Stored entries:
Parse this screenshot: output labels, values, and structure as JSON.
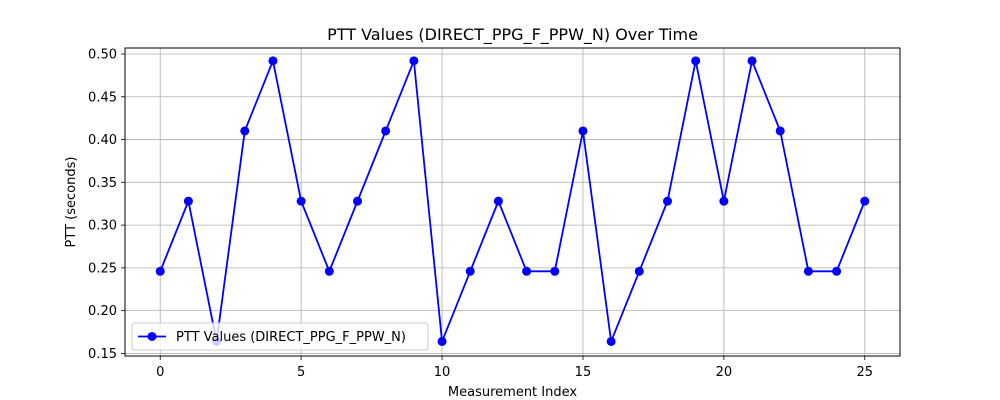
{
  "chart_data": {
    "type": "line",
    "title": "PTT Values (DIRECT_PPG_F_PPW_N) Over Time",
    "xlabel": "Measurement Index",
    "ylabel": "PTT (seconds)",
    "xlim": [
      -1.25,
      26.25
    ],
    "ylim": [
      0.147,
      0.507
    ],
    "xticks": [
      0,
      5,
      10,
      15,
      20,
      25
    ],
    "xtick_labels": [
      "0",
      "5",
      "10",
      "15",
      "20",
      "25"
    ],
    "yticks": [
      0.15,
      0.2,
      0.25,
      0.3,
      0.35,
      0.4,
      0.45,
      0.5
    ],
    "ytick_labels": [
      "0.15",
      "0.20",
      "0.25",
      "0.30",
      "0.35",
      "0.40",
      "0.45",
      "0.50"
    ],
    "grid": true,
    "legend_position": "lower-left",
    "series": [
      {
        "name": "PTT Values (DIRECT_PPG_F_PPW_N)",
        "color": "#0000ff",
        "marker": "circle",
        "x": [
          0,
          1,
          2,
          3,
          4,
          5,
          6,
          7,
          8,
          9,
          10,
          11,
          12,
          13,
          14,
          15,
          16,
          17,
          18,
          19,
          20,
          21,
          22,
          23,
          24,
          25
        ],
        "y": [
          0.246,
          0.328,
          0.164,
          0.41,
          0.492,
          0.328,
          0.246,
          0.328,
          0.41,
          0.492,
          0.164,
          0.246,
          0.328,
          0.246,
          0.246,
          0.41,
          0.164,
          0.246,
          0.328,
          0.492,
          0.328,
          0.492,
          0.41,
          0.246,
          0.246,
          0.328
        ]
      }
    ]
  }
}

#### [Task brief]
Print out the material word for word, omitting the pictures.

#### [Answer for the task]
Parse this screenshot: output labels, values, and structure as JSON.
{
  "chart_data": {
    "type": "line",
    "title": "PTT Values (DIRECT_PPG_F_PPW_N) Over Time",
    "xlabel": "Measurement Index",
    "ylabel": "PTT (seconds)",
    "xlim": [
      -1.25,
      26.25
    ],
    "ylim": [
      0.147,
      0.507
    ],
    "xticks": [
      0,
      5,
      10,
      15,
      20,
      25
    ],
    "xtick_labels": [
      "0",
      "5",
      "10",
      "15",
      "20",
      "25"
    ],
    "yticks": [
      0.15,
      0.2,
      0.25,
      0.3,
      0.35,
      0.4,
      0.45,
      0.5
    ],
    "ytick_labels": [
      "0.15",
      "0.20",
      "0.25",
      "0.30",
      "0.35",
      "0.40",
      "0.45",
      "0.50"
    ],
    "grid": true,
    "legend_position": "lower-left",
    "series": [
      {
        "name": "PTT Values (DIRECT_PPG_F_PPW_N)",
        "color": "#0000ff",
        "marker": "circle",
        "x": [
          0,
          1,
          2,
          3,
          4,
          5,
          6,
          7,
          8,
          9,
          10,
          11,
          12,
          13,
          14,
          15,
          16,
          17,
          18,
          19,
          20,
          21,
          22,
          23,
          24,
          25
        ],
        "y": [
          0.246,
          0.328,
          0.164,
          0.41,
          0.492,
          0.328,
          0.246,
          0.328,
          0.41,
          0.492,
          0.164,
          0.246,
          0.328,
          0.246,
          0.246,
          0.41,
          0.164,
          0.246,
          0.328,
          0.492,
          0.328,
          0.492,
          0.41,
          0.246,
          0.246,
          0.328
        ]
      }
    ]
  }
}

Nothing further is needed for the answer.